→ YOUR INSTRUCTIONS: Report how many lines of the following entries include the string "Ищерская"; respond with the number alone.

[Data records]
START

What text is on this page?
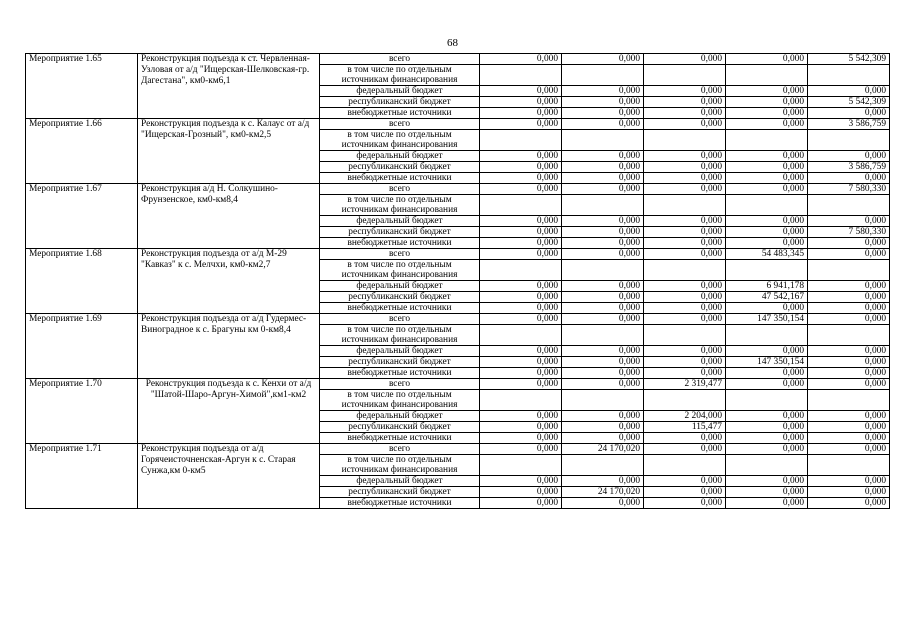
68
Мероприятие 1.65	Реконструкция подъезда к ст. Червленная-Узловая от а/д "Ищерская-Шелковская-гр. Дагестана", км0-км6,1	всего	0,000	0,000	0,000	0,000	5 542,309
		в том числе по отдельным источникам финансирования					
		федеральный бюджет	0,000	0,000	0,000	0,000	0,000
		республиканский бюджет	0,000	0,000	0,000	0,000	5 542,309
		внебюджетные источники	0,000	0,000	0,000	0,000	0,000
Мероприятие 1.66	Реконструкция подъезда к с. Калаус от а/д "Ищерская-Грозный", км0-км2,5	всего	0,000	0,000	0,000	0,000	3 586,759
		в том числе по отдельным источникам финансирования					
		федеральный бюджет	0,000	0,000	0,000	0,000	0,000
		республиканский бюджет	0,000	0,000	0,000	0,000	3 586,759
		внебюджетные источники	0,000	0,000	0,000	0,000	0,000
Мероприятие 1.67	Реконструкция а/д Н. Солкушино-Фрунзенское, км0-км8,4	всего	0,000	0,000	0,000	0,000	7 580,330
		в том числе по отдельным источникам финансирования					
		федеральный бюджет	0,000	0,000	0,000	0,000	0,000
		республиканский бюджет	0,000	0,000	0,000	0,000	7 580,330
		внебюджетные источники	0,000	0,000	0,000	0,000	0,000
Мероприятие 1.68	Реконструкция подъезда от а/д М-29 "Кавказ" к с. Мелчхи, км0-км2,7	всего	0,000	0,000	0,000	54 483,345	0,000
		в том числе по отдельным источникам финансирования					
		федеральный бюджет	0,000	0,000	0,000	6 941,178	0,000
		республиканский бюджет	0,000	0,000	0,000	47 542,167	0,000
		внебюджетные источники	0,000	0,000	0,000	0,000	0,000
Мероприятие 1.69	Реконструкция подъезда от а/д Гудермес-Виноградное к с. Брагуны км 0-км8,4	всего	0,000	0,000	0,000	147 350,154	0,000
		в том числе по отдельным источникам финансирования					
		федеральный бюджет	0,000	0,000	0,000	0,000	0,000
		республиканский бюджет	0,000	0,000	0,000	147 350,154	0,000
		внебюджетные источники	0,000	0,000	0,000	0,000	0,000
Мероприятие 1.70	Реконструкция подъезда к с. Кенхи от а/д "Шатой-Шаро-Аргун-Химой",км1-км2	всего	0,000	0,000	2 319,477	0,000	0,000
		в том числе по отдельным источникам финансирования					
		федеральный бюджет	0,000	0,000	2 204,000	0,000	0,000
		республиканский бюджет	0,000	0,000	115,477	0,000	0,000
		внебюджетные источники	0,000	0,000	0,000	0,000	0,000
Мероприятие 1.71	Реконструкция подъезда от а/д Горячеисточненская-Аргун к с. Старая Сунжа,км 0-км5	всего	0,000	24 170,020	0,000	0,000	0,000
		в том числе по отдельным источникам финансирования					
		федеральный бюджет	0,000	0,000	0,000	0,000	0,000
		республиканский бюджет	0,000	24 170,020	0,000	0,000	0,000
		внебюджетные источники	0,000	0,000	0,000	0,000	0,000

END

→ CORRECT RESULT: 2